_Record set_.
begin

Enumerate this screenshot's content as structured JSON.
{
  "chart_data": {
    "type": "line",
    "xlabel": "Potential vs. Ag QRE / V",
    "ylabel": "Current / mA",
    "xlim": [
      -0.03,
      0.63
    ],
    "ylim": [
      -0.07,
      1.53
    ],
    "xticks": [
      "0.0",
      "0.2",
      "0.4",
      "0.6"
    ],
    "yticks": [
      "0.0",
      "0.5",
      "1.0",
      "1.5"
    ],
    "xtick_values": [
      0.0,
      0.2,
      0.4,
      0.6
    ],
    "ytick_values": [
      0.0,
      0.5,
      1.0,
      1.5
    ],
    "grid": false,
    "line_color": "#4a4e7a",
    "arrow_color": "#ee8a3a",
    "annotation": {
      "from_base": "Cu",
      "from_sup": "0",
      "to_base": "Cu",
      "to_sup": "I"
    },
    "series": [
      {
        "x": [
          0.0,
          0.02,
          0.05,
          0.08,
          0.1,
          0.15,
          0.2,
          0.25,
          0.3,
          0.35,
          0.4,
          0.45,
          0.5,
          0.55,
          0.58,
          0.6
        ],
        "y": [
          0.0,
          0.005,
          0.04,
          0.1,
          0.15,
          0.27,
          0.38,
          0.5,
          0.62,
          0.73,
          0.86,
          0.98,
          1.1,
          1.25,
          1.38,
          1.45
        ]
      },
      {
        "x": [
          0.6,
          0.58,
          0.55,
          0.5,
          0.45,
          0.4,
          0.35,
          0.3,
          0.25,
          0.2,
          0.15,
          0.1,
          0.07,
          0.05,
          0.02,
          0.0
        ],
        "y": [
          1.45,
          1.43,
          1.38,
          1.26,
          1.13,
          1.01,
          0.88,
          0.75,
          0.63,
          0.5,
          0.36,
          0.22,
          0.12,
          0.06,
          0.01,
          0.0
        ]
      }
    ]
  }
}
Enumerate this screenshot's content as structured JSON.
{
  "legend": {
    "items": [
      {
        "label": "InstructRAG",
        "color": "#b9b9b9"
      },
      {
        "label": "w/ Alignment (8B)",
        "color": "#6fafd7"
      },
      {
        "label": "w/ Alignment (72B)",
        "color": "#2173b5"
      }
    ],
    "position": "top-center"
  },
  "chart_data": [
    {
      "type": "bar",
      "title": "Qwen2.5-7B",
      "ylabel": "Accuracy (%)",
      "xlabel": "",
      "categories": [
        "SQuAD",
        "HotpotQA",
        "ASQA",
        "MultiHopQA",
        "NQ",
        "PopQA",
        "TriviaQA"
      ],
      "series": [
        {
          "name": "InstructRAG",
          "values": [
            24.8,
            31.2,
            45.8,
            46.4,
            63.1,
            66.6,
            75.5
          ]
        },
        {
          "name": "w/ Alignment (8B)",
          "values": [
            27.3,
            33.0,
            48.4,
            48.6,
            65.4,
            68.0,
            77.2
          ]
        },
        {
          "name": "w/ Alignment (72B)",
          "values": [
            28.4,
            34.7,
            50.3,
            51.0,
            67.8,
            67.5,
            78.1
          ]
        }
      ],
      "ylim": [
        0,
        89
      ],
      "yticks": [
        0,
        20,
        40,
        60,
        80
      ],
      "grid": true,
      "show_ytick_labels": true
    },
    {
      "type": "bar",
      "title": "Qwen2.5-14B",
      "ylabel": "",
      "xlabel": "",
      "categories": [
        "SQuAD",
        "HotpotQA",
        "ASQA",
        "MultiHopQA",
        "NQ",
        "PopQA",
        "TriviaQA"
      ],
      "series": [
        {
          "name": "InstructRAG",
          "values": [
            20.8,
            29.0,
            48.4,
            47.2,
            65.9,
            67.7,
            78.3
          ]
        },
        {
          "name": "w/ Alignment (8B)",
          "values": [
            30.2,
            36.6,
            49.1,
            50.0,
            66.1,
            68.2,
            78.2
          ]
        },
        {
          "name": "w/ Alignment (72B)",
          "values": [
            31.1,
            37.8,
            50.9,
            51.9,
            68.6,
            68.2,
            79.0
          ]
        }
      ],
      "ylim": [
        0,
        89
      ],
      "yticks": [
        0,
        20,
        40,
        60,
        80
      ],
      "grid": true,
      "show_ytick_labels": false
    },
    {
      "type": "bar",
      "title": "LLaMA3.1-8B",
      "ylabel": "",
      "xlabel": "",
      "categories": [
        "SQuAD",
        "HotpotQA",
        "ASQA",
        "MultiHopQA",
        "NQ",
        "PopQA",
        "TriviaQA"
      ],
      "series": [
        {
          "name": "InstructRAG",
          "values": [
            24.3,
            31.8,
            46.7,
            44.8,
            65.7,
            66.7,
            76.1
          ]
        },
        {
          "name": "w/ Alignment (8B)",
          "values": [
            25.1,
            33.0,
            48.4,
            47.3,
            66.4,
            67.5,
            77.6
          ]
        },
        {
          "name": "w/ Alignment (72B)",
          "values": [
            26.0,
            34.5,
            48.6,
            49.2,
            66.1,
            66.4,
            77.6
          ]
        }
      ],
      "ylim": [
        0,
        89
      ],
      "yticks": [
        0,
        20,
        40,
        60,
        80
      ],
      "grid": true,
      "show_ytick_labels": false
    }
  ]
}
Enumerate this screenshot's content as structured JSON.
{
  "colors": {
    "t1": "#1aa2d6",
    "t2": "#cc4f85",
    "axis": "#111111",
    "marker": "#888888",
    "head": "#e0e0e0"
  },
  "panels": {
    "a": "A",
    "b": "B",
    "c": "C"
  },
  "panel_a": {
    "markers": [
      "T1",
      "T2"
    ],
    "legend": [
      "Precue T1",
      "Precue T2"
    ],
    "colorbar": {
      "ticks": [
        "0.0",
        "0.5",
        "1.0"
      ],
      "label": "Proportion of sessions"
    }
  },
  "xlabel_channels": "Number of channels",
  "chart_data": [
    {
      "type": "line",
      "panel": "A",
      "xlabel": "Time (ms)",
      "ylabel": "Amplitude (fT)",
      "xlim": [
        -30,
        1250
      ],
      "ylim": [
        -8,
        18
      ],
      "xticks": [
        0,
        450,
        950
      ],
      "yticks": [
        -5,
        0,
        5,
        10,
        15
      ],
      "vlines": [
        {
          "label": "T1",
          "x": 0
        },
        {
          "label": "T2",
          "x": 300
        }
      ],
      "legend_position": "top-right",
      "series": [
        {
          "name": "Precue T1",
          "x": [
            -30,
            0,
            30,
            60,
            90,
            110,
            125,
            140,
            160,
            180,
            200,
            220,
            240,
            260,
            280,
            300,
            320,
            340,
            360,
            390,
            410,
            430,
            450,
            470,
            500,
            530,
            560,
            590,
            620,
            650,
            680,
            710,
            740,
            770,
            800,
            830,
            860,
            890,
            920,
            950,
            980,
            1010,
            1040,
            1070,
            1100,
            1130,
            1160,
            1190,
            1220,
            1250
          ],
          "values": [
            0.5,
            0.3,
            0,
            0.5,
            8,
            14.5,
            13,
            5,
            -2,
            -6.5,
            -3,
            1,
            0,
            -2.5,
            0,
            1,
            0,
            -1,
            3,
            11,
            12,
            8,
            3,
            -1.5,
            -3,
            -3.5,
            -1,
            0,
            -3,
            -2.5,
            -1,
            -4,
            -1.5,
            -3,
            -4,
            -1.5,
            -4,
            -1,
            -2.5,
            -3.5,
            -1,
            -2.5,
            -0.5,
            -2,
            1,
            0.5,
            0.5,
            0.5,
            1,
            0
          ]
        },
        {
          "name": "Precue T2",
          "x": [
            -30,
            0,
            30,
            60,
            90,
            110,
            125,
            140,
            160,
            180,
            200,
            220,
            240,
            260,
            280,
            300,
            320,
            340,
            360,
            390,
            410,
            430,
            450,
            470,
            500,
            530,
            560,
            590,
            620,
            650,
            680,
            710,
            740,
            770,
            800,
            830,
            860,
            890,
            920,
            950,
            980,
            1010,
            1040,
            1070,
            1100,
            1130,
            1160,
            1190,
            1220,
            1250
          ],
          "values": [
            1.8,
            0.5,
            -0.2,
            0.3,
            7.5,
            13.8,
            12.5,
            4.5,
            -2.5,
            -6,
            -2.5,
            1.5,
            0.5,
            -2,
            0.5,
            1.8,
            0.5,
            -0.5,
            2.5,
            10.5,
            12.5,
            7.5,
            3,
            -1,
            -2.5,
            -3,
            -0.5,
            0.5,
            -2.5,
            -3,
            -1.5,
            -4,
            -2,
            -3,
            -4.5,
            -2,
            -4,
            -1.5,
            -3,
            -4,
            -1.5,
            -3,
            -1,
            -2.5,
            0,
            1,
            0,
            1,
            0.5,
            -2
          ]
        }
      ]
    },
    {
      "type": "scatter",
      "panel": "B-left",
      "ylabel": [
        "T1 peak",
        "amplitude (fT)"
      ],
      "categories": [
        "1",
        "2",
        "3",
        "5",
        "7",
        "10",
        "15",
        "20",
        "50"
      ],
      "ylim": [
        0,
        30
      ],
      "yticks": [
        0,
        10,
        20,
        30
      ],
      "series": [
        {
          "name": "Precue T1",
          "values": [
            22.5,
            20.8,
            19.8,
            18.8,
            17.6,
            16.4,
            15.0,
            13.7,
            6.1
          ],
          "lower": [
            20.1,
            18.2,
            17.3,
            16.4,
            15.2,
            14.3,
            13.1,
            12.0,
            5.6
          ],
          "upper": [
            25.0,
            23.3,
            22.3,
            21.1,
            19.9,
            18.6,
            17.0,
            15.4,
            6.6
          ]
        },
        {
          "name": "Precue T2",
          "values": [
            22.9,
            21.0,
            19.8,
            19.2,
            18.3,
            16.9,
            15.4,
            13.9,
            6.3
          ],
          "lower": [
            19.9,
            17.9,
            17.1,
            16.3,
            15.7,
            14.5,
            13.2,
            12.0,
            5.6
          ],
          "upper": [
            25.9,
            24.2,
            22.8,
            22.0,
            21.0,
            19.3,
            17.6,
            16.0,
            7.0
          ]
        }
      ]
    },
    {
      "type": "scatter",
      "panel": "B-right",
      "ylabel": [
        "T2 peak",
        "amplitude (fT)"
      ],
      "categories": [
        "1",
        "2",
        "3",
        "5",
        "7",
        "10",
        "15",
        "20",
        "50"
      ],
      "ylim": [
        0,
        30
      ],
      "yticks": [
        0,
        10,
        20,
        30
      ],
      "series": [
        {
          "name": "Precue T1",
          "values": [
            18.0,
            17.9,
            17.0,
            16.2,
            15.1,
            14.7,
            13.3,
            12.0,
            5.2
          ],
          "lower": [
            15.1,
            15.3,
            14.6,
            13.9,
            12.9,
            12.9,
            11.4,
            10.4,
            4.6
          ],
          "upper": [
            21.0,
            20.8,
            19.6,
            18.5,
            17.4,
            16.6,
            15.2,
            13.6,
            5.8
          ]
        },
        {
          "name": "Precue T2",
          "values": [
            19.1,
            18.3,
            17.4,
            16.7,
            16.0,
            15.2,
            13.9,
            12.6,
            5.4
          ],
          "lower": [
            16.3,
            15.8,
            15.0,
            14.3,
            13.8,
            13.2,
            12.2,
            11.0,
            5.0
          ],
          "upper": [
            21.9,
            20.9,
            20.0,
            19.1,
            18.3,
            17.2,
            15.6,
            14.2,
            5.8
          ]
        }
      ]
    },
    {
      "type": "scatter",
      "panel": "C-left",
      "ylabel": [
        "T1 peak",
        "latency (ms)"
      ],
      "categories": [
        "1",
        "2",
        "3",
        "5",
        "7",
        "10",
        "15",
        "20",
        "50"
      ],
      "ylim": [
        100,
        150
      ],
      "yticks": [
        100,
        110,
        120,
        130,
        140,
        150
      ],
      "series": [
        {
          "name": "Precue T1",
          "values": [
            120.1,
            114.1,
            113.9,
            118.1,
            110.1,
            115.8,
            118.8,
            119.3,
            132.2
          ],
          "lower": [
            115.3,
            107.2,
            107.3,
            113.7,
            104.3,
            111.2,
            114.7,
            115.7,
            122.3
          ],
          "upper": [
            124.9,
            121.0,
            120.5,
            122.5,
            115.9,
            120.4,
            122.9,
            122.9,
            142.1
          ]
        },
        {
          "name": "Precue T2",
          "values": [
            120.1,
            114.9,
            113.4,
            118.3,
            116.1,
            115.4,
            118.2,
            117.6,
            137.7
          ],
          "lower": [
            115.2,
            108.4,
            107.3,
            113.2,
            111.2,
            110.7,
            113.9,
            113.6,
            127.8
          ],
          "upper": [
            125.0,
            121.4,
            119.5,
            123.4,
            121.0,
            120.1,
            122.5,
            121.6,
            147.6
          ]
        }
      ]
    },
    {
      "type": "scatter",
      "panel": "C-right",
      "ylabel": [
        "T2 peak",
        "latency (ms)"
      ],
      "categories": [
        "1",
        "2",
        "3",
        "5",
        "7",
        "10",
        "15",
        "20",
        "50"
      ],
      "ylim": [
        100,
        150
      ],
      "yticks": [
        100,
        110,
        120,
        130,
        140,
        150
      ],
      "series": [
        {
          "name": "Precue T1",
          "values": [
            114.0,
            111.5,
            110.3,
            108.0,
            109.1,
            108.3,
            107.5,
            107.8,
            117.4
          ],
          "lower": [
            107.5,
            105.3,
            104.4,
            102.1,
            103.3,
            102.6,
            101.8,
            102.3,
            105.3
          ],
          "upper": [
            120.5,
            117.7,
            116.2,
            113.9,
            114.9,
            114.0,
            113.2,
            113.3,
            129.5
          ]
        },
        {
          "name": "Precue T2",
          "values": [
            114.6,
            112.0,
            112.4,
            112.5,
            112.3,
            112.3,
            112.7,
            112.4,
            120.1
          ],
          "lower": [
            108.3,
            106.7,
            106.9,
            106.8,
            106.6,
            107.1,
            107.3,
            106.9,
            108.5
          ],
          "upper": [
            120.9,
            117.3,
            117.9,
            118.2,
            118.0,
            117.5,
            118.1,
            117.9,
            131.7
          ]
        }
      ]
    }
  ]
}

end

Exactly how many lines contain "right"? State the number and nothing else.

_Answer to this exercise_. 3